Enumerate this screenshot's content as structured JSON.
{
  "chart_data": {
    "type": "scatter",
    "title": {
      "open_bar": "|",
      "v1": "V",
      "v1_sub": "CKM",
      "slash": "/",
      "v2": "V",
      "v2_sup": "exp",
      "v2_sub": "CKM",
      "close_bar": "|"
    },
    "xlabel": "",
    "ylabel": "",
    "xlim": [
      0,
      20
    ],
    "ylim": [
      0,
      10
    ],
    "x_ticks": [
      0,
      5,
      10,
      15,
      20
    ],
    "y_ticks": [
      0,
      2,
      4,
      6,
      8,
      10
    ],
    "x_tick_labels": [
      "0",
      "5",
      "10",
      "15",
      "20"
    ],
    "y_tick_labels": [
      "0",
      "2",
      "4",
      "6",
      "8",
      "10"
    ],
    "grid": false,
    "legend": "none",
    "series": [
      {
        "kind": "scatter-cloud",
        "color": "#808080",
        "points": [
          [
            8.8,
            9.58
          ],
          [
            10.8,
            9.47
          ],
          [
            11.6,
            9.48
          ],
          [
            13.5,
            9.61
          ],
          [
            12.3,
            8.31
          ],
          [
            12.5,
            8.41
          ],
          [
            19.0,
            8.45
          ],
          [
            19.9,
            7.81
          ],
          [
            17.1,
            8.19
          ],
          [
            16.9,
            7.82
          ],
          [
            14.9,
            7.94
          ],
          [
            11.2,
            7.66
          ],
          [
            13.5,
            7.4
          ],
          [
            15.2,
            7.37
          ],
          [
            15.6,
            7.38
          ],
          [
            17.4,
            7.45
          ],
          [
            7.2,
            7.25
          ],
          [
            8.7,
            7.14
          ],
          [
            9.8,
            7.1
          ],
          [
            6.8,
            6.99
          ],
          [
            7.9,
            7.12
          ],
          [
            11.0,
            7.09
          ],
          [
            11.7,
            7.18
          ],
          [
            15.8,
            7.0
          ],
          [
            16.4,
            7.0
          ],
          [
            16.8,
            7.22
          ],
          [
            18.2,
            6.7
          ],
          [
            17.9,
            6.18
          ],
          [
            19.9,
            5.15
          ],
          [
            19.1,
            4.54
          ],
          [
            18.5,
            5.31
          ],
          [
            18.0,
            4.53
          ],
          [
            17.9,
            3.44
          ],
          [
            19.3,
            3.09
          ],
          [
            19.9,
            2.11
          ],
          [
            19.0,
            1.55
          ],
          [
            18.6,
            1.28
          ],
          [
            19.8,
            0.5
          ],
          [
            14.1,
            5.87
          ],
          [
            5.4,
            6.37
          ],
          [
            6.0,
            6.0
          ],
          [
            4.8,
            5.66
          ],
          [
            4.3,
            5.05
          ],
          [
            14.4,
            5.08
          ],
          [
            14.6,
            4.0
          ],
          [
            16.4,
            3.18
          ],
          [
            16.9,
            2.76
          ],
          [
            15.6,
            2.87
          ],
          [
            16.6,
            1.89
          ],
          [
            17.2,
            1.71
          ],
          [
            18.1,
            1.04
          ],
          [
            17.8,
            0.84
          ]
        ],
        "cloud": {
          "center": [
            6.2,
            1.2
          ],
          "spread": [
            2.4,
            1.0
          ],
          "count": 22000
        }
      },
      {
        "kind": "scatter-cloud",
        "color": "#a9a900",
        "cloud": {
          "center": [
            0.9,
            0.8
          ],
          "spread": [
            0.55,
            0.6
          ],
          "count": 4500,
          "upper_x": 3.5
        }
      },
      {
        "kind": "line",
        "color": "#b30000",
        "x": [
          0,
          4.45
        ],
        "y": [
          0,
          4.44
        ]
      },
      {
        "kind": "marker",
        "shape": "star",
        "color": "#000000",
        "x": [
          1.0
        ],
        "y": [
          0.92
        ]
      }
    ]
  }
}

**AIM**
List the lines that contain the word "kind".

**EXERCISE ANSWER**
        "kind": "scatter-cloud",
        "kind": "scatter-cloud",
        "kind": "line",
        "kind": "marker",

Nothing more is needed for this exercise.